[Chart and figure data]
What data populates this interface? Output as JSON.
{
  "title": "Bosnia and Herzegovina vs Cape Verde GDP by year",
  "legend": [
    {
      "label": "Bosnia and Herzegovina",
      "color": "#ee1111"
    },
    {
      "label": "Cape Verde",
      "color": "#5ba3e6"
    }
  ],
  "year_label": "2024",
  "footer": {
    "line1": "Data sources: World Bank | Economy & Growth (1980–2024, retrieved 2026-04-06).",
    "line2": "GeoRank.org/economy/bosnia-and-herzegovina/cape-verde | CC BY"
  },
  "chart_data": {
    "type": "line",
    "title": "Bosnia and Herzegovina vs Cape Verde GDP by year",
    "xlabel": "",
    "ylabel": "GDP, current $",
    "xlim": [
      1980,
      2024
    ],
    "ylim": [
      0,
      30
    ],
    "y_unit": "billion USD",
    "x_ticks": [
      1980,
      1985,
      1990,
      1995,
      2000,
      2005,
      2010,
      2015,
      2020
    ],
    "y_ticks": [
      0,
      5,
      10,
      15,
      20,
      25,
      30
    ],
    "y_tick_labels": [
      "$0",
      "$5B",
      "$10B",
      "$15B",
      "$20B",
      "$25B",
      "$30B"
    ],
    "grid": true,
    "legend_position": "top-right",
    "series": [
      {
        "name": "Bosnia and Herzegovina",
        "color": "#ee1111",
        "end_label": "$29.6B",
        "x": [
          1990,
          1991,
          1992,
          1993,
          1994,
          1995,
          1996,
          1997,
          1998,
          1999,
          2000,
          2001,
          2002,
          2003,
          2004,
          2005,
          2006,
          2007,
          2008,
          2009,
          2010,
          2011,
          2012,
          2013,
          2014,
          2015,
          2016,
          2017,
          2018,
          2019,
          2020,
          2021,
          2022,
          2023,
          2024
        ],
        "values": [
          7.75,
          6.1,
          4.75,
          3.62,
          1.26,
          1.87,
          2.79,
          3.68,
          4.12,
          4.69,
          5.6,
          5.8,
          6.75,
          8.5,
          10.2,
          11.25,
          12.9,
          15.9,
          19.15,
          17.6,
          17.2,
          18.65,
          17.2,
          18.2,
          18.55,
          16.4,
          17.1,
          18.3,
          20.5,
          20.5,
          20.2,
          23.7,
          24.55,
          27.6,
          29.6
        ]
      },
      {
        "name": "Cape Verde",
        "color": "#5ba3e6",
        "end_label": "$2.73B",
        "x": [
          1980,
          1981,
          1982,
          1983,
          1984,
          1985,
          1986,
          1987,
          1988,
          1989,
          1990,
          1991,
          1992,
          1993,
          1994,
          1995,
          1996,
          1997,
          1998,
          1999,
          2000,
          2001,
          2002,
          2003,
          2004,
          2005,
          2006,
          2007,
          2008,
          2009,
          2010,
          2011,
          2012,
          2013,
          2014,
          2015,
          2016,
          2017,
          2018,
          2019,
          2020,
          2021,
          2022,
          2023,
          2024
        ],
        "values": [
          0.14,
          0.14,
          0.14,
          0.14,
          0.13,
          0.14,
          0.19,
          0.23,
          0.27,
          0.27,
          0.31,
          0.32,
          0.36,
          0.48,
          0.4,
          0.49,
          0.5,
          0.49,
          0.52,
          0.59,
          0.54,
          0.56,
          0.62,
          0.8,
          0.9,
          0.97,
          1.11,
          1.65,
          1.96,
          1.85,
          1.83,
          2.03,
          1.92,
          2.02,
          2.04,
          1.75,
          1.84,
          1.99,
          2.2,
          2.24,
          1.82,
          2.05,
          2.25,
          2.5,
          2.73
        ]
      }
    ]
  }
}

| What is being asked |
List every line above that holds the word "color".

| Reply to the exercise |
      "color": "#ee1111"
      "color": "#5ba3e6"
        "color": "#ee1111",
        "color": "#5ba3e6",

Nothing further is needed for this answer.